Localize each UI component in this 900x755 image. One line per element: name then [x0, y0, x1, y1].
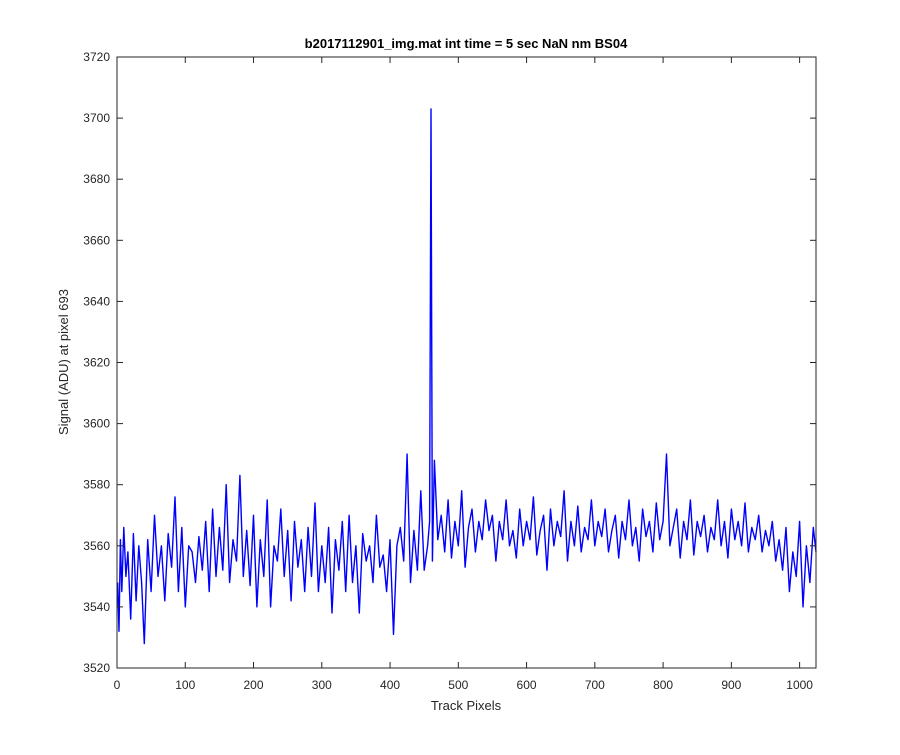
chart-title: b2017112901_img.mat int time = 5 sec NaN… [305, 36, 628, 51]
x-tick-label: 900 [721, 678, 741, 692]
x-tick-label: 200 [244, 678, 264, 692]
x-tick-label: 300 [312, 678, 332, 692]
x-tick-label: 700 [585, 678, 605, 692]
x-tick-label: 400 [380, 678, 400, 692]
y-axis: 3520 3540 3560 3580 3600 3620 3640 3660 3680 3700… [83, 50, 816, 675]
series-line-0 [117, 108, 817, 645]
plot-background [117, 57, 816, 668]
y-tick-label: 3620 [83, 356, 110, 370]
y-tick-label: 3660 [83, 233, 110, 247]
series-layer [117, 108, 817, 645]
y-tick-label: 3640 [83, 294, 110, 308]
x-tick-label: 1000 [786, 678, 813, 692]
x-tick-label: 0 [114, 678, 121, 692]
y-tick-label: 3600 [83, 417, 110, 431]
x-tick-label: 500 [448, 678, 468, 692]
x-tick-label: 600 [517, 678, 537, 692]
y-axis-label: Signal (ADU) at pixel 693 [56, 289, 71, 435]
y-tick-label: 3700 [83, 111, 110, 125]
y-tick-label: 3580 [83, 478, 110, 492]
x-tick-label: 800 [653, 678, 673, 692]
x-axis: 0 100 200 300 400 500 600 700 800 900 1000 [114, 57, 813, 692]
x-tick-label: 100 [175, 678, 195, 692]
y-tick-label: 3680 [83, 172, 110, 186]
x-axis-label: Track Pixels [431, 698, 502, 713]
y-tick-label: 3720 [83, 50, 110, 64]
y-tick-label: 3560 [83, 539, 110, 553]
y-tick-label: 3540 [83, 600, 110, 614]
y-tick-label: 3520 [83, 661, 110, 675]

══════════

▸ What you have to do:
Please gather every line of the data above that contains the word "series" and copy each one out.

▸ Full output:
series-line-0 [117, 108, 817, 645]
series-layer [117, 108, 817, 645]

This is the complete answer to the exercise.